:: MATERIAL ::
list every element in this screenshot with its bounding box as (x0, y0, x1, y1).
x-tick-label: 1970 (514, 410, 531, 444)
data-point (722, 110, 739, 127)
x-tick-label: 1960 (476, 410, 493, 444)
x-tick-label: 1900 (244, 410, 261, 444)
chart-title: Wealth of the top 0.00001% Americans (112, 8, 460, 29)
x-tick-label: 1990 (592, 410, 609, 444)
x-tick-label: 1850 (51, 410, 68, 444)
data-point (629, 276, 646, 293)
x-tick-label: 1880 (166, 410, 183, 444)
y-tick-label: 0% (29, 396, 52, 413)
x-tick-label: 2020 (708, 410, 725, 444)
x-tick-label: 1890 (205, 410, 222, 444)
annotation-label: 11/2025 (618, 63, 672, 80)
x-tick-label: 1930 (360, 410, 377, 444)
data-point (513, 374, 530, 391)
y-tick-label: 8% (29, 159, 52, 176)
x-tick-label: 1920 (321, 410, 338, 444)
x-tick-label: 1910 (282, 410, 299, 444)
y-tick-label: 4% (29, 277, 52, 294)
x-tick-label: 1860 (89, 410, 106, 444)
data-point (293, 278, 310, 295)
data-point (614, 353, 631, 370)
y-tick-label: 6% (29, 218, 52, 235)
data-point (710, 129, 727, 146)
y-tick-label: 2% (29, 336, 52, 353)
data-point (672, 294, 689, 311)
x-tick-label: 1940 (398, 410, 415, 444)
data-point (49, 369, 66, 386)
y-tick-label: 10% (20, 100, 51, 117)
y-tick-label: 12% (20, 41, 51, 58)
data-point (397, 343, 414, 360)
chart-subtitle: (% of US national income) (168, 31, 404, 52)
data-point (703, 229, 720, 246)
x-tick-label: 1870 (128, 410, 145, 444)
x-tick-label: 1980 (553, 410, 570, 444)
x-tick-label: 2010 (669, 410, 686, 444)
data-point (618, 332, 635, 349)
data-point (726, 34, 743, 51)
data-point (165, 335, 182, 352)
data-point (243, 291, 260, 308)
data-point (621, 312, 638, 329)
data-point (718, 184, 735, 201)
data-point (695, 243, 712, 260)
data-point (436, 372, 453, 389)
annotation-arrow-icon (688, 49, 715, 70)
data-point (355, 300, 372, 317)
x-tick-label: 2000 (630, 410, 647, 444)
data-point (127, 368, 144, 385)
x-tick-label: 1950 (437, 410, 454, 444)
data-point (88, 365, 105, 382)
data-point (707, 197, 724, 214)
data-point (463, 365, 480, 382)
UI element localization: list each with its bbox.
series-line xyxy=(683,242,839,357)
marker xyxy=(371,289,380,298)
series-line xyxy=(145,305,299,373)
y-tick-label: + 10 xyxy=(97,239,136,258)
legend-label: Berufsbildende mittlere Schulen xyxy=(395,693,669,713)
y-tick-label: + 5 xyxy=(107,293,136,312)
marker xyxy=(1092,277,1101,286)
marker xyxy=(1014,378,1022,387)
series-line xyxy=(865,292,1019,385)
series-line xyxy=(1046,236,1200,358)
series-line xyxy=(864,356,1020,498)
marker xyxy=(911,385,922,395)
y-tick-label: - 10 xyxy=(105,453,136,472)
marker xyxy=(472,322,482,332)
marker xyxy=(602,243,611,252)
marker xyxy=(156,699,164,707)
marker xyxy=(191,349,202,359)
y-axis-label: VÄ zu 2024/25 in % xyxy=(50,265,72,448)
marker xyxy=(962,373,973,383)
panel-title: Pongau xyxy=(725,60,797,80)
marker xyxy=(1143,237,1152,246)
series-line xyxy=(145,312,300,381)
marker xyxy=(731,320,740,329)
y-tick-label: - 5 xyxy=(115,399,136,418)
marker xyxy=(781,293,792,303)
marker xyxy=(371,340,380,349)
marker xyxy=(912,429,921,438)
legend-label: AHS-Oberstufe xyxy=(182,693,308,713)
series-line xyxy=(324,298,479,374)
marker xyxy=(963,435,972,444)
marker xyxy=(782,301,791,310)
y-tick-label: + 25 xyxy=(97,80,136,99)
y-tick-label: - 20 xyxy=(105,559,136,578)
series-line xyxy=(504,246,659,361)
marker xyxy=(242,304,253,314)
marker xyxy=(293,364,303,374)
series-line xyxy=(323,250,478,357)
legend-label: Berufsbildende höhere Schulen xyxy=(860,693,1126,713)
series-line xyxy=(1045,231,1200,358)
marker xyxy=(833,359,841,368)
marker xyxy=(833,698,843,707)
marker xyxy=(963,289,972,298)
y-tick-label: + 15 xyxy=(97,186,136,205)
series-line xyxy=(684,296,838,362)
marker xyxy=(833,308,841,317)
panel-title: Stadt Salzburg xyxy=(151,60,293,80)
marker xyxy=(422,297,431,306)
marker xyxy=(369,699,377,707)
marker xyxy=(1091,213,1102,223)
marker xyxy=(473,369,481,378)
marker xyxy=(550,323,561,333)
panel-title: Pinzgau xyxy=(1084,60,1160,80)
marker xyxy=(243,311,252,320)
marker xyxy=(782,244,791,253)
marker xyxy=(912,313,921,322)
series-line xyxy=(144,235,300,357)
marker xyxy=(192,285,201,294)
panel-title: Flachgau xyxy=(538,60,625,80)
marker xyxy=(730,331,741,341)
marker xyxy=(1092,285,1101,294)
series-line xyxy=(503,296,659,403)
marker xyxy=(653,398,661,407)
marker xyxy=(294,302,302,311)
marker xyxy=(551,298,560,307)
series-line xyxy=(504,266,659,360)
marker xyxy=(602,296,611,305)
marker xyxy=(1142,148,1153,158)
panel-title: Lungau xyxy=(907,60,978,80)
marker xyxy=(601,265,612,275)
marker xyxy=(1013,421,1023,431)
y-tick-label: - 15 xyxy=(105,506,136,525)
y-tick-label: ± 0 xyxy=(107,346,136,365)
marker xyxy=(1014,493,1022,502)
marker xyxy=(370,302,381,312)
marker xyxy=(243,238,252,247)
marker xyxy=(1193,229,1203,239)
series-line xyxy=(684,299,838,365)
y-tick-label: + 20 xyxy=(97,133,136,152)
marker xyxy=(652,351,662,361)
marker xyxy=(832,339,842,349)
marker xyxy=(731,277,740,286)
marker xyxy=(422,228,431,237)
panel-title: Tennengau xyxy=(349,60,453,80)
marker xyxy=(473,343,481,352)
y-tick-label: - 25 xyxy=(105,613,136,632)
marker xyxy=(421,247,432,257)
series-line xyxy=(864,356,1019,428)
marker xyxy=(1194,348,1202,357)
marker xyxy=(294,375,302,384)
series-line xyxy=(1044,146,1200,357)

:: PROBLEM TO SOLVE ::
Copy out all of the records above, line for line, with no changes.

:: TASK OUTPUT ::
list every element in this screenshot with its bounding box as (x0, y0, x1, y1).
x-tick-label: 1970 (514, 410, 531, 444)
data-point (722, 110, 739, 127)
x-tick-label: 1960 (476, 410, 493, 444)
x-tick-label: 1900 (244, 410, 261, 444)
chart-title: Wealth of the top 0.00001% Americans (112, 8, 460, 29)
x-tick-label: 1990 (592, 410, 609, 444)
x-tick-label: 1850 (51, 410, 68, 444)
data-point (629, 276, 646, 293)
x-tick-label: 1880 (166, 410, 183, 444)
y-tick-label: 0% (29, 396, 52, 413)
x-tick-label: 2020 (708, 410, 725, 444)
x-tick-label: 1890 (205, 410, 222, 444)
annotation-label: 11/2025 (618, 63, 672, 80)
x-tick-label: 1930 (360, 410, 377, 444)
data-point (513, 374, 530, 391)
y-tick-label: 8% (29, 159, 52, 176)
x-tick-label: 1920 (321, 410, 338, 444)
x-tick-label: 1910 (282, 410, 299, 444)
y-tick-label: 4% (29, 277, 52, 294)
x-tick-label: 1860 (89, 410, 106, 444)
data-point (293, 278, 310, 295)
data-point (614, 353, 631, 370)
y-tick-label: 6% (29, 218, 52, 235)
data-point (710, 129, 727, 146)
y-tick-label: 2% (29, 336, 52, 353)
data-point (672, 294, 689, 311)
x-tick-label: 1940 (398, 410, 415, 444)
data-point (49, 369, 66, 386)
y-tick-label: 10% (20, 100, 51, 117)
y-tick-label: 12% (20, 41, 51, 58)
data-point (397, 343, 414, 360)
chart-subtitle: (% of US national income) (168, 31, 404, 52)
data-point (703, 229, 720, 246)
x-tick-label: 1870 (128, 410, 145, 444)
x-tick-label: 1980 (553, 410, 570, 444)
x-tick-label: 2010 (669, 410, 686, 444)
data-point (618, 332, 635, 349)
data-point (726, 34, 743, 51)
data-point (165, 335, 182, 352)
data-point (243, 291, 260, 308)
data-point (621, 312, 638, 329)
data-point (718, 184, 735, 201)
data-point (695, 243, 712, 260)
data-point (436, 372, 453, 389)
annotation-arrow-icon (688, 49, 715, 70)
data-point (355, 300, 372, 317)
x-tick-label: 2000 (630, 410, 647, 444)
data-point (127, 368, 144, 385)
x-tick-label: 1950 (437, 410, 454, 444)
data-point (88, 365, 105, 382)
data-point (707, 197, 724, 214)
data-point (463, 365, 480, 382)
UI element localization: list each with its bbox.
series-line xyxy=(683,242,839,357)
marker xyxy=(371,289,380,298)
series-line xyxy=(145,305,299,373)
y-tick-label: + 10 xyxy=(97,239,136,258)
legend-label: Berufsbildende mittlere Schulen xyxy=(395,693,669,713)
y-tick-label: + 5 xyxy=(107,293,136,312)
marker xyxy=(1092,277,1101,286)
marker xyxy=(1014,378,1022,387)
series-line xyxy=(865,292,1019,385)
series-line xyxy=(1046,236,1200,358)
series-line xyxy=(864,356,1020,498)
marker xyxy=(911,385,922,395)
y-tick-label: - 10 xyxy=(105,453,136,472)
marker xyxy=(472,322,482,332)
marker xyxy=(602,243,611,252)
marker xyxy=(156,699,164,707)
marker xyxy=(191,349,202,359)
y-axis-label: VÄ zu 2024/25 in % xyxy=(50,265,72,448)
marker xyxy=(962,373,973,383)
panel-title: Pongau xyxy=(725,60,797,80)
marker xyxy=(1143,237,1152,246)
series-line xyxy=(145,312,300,381)
marker xyxy=(731,320,740,329)
y-tick-label: - 5 xyxy=(115,399,136,418)
marker xyxy=(781,293,792,303)
marker xyxy=(371,340,380,349)
marker xyxy=(912,429,921,438)
legend-label: AHS-Oberstufe xyxy=(182,693,308,713)
series-line xyxy=(324,298,479,374)
marker xyxy=(963,435,972,444)
marker xyxy=(782,301,791,310)
y-tick-label: + 25 xyxy=(97,80,136,99)
y-tick-label: - 20 xyxy=(105,559,136,578)
series-line xyxy=(504,246,659,361)
marker xyxy=(242,304,253,314)
marker xyxy=(293,364,303,374)
series-line xyxy=(323,250,478,357)
legend-label: Berufsbildende höhere Schulen xyxy=(860,693,1126,713)
series-line xyxy=(1045,231,1200,358)
marker xyxy=(833,359,841,368)
marker xyxy=(833,698,843,707)
marker xyxy=(963,289,972,298)
y-tick-label: + 15 xyxy=(97,186,136,205)
series-line xyxy=(684,296,838,362)
marker xyxy=(833,308,841,317)
panel-title: Stadt Salzburg xyxy=(151,60,293,80)
marker xyxy=(422,297,431,306)
marker xyxy=(369,699,377,707)
marker xyxy=(1091,213,1102,223)
marker xyxy=(473,369,481,378)
marker xyxy=(550,323,561,333)
panel-title: Pinzgau xyxy=(1084,60,1160,80)
marker xyxy=(243,311,252,320)
marker xyxy=(782,244,791,253)
marker xyxy=(912,313,921,322)
series-line xyxy=(144,235,300,357)
marker xyxy=(192,285,201,294)
panel-title: Flachgau xyxy=(538,60,625,80)
marker xyxy=(730,331,741,341)
marker xyxy=(1092,285,1101,294)
series-line xyxy=(503,296,659,403)
marker xyxy=(653,398,661,407)
marker xyxy=(294,302,302,311)
marker xyxy=(551,298,560,307)
series-line xyxy=(504,266,659,360)
marker xyxy=(602,296,611,305)
marker xyxy=(1142,148,1153,158)
panel-title: Lungau xyxy=(907,60,978,80)
marker xyxy=(601,265,612,275)
marker xyxy=(1013,421,1023,431)
y-tick-label: - 15 xyxy=(105,506,136,525)
y-tick-label: ± 0 xyxy=(107,346,136,365)
marker xyxy=(1014,493,1022,502)
marker xyxy=(370,302,381,312)
marker xyxy=(243,238,252,247)
marker xyxy=(1193,229,1203,239)
series-line xyxy=(684,299,838,365)
y-tick-label: + 20 xyxy=(97,133,136,152)
marker xyxy=(652,351,662,361)
marker xyxy=(832,339,842,349)
marker xyxy=(731,277,740,286)
marker xyxy=(422,228,431,237)
panel-title: Tennengau xyxy=(349,60,453,80)
marker xyxy=(473,343,481,352)
y-tick-label: - 25 xyxy=(105,613,136,632)
marker xyxy=(421,247,432,257)
series-line xyxy=(864,356,1019,428)
marker xyxy=(1194,348,1202,357)
marker xyxy=(294,375,302,384)
series-line xyxy=(1044,146,1200,357)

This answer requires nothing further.